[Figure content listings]
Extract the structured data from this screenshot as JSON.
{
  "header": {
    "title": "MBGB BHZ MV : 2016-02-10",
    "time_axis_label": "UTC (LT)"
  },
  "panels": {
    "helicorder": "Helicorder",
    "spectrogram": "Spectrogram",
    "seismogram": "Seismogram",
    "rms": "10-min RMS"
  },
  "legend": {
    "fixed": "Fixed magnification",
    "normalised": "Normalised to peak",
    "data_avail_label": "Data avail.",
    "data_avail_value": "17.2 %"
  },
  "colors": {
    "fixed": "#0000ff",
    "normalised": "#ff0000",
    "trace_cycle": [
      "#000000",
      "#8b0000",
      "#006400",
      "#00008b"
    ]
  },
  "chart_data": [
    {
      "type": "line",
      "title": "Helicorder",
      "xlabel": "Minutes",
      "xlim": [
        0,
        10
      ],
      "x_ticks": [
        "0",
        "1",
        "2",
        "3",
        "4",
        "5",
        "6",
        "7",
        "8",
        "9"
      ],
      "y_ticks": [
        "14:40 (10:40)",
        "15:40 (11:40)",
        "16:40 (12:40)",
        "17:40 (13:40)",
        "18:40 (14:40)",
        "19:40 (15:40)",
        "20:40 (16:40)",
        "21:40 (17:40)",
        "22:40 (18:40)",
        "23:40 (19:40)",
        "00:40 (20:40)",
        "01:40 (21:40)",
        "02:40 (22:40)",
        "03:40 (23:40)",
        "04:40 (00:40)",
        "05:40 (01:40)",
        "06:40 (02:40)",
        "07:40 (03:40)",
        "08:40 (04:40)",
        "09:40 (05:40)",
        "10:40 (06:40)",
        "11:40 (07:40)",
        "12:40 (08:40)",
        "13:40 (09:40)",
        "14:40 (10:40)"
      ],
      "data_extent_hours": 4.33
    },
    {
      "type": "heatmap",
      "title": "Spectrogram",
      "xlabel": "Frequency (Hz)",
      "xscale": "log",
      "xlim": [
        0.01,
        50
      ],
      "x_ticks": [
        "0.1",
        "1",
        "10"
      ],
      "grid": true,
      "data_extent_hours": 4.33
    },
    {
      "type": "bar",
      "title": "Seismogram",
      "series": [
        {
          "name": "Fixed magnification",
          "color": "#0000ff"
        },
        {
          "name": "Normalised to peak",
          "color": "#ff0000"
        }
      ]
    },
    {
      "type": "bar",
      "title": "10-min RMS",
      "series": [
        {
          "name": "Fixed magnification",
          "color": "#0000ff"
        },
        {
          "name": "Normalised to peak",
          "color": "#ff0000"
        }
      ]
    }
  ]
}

▶ **To do**:
Note each line of the entries that has "Seismogram" in it, and copy those lines.

▶ **The solution**:
    "seismogram": "Seismogram",
      "title": "Seismogram",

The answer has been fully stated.